INSTRUCTIONS TO FOLLOW:
Reproduce all of the records exactly.

##### TASK INPUT #####

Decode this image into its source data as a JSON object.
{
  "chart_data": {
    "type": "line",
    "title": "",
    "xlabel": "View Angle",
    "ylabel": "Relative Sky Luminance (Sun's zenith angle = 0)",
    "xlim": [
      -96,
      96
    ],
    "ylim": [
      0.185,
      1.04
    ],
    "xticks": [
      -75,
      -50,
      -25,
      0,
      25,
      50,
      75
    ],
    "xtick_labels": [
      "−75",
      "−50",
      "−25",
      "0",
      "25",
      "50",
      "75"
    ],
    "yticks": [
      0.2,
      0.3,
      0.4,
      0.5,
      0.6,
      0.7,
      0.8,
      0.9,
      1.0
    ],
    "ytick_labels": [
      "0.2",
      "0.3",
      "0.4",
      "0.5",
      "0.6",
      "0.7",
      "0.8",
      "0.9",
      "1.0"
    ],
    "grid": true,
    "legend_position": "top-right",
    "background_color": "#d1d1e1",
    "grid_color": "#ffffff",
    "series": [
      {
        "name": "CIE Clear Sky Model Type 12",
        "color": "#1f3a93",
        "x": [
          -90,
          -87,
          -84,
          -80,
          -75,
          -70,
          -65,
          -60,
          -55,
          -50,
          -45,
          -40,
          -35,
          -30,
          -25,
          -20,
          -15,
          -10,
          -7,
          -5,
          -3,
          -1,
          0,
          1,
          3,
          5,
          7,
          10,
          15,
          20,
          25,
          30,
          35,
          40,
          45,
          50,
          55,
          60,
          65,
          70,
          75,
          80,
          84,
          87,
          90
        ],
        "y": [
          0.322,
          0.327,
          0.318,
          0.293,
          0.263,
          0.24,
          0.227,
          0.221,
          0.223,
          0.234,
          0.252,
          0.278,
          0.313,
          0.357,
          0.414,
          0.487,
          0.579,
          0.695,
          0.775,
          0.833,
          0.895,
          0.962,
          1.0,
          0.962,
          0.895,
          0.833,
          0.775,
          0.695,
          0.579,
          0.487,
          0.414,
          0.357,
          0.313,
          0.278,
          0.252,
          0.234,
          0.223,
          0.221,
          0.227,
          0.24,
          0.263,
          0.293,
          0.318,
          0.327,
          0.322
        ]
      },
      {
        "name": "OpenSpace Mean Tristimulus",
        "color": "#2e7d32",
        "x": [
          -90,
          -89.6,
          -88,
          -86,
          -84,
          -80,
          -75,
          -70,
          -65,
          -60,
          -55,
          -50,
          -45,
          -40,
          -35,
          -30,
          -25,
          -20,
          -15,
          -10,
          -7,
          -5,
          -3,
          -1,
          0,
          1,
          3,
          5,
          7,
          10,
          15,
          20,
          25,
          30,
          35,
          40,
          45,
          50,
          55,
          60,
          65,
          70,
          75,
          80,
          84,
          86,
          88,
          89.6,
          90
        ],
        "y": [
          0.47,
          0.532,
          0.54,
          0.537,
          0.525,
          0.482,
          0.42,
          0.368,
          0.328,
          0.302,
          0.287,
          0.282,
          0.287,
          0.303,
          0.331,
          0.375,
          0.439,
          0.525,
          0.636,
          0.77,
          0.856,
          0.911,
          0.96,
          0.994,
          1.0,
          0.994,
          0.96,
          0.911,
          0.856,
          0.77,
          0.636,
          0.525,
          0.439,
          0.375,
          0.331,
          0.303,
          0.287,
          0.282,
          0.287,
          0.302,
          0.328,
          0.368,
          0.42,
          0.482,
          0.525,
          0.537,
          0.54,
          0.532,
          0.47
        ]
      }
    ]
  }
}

#####

WRITTEN ANSWER:
Decode this image into its source data as a JSON object.
{
  "chart_data": {
    "type": "line",
    "title": "",
    "xlabel": "View Angle",
    "ylabel": "Relative Sky Luminance (Sun's zenith angle = 0)",
    "xlim": [
      -96,
      96
    ],
    "ylim": [
      0.185,
      1.04
    ],
    "xticks": [
      -75,
      -50,
      -25,
      0,
      25,
      50,
      75
    ],
    "xtick_labels": [
      "−75",
      "−50",
      "−25",
      "0",
      "25",
      "50",
      "75"
    ],
    "yticks": [
      0.2,
      0.3,
      0.4,
      0.5,
      0.6,
      0.7,
      0.8,
      0.9,
      1.0
    ],
    "ytick_labels": [
      "0.2",
      "0.3",
      "0.4",
      "0.5",
      "0.6",
      "0.7",
      "0.8",
      "0.9",
      "1.0"
    ],
    "grid": true,
    "legend_position": "top-right",
    "background_color": "#d1d1e1",
    "grid_color": "#ffffff",
    "series": [
      {
        "name": "CIE Clear Sky Model Type 12",
        "color": "#1f3a93",
        "x": [
          -90,
          -87,
          -84,
          -80,
          -75,
          -70,
          -65,
          -60,
          -55,
          -50,
          -45,
          -40,
          -35,
          -30,
          -25,
          -20,
          -15,
          -10,
          -7,
          -5,
          -3,
          -1,
          0,
          1,
          3,
          5,
          7,
          10,
          15,
          20,
          25,
          30,
          35,
          40,
          45,
          50,
          55,
          60,
          65,
          70,
          75,
          80,
          84,
          87,
          90
        ],
        "y": [
          0.322,
          0.327,
          0.318,
          0.293,
          0.263,
          0.24,
          0.227,
          0.221,
          0.223,
          0.234,
          0.252,
          0.278,
          0.313,
          0.357,
          0.414,
          0.487,
          0.579,
          0.695,
          0.775,
          0.833,
          0.895,
          0.962,
          1.0,
          0.962,
          0.895,
          0.833,
          0.775,
          0.695,
          0.579,
          0.487,
          0.414,
          0.357,
          0.313,
          0.278,
          0.252,
          0.234,
          0.223,
          0.221,
          0.227,
          0.24,
          0.263,
          0.293,
          0.318,
          0.327,
          0.322
        ]
      },
      {
        "name": "OpenSpace Mean Tristimulus",
        "color": "#2e7d32",
        "x": [
          -90,
          -89.6,
          -88,
          -86,
          -84,
          -80,
          -75,
          -70,
          -65,
          -60,
          -55,
          -50,
          -45,
          -40,
          -35,
          -30,
          -25,
          -20,
          -15,
          -10,
          -7,
          -5,
          -3,
          -1,
          0,
          1,
          3,
          5,
          7,
          10,
          15,
          20,
          25,
          30,
          35,
          40,
          45,
          50,
          55,
          60,
          65,
          70,
          75,
          80,
          84,
          86,
          88,
          89.6,
          90
        ],
        "y": [
          0.47,
          0.532,
          0.54,
          0.537,
          0.525,
          0.482,
          0.42,
          0.368,
          0.328,
          0.302,
          0.287,
          0.282,
          0.287,
          0.303,
          0.331,
          0.375,
          0.439,
          0.525,
          0.636,
          0.77,
          0.856,
          0.911,
          0.96,
          0.994,
          1.0,
          0.994,
          0.96,
          0.911,
          0.856,
          0.77,
          0.636,
          0.525,
          0.439,
          0.375,
          0.331,
          0.303,
          0.287,
          0.282,
          0.287,
          0.302,
          0.328,
          0.368,
          0.42,
          0.482,
          0.525,
          0.537,
          0.54,
          0.532,
          0.47
        ]
      }
    ]
  }
}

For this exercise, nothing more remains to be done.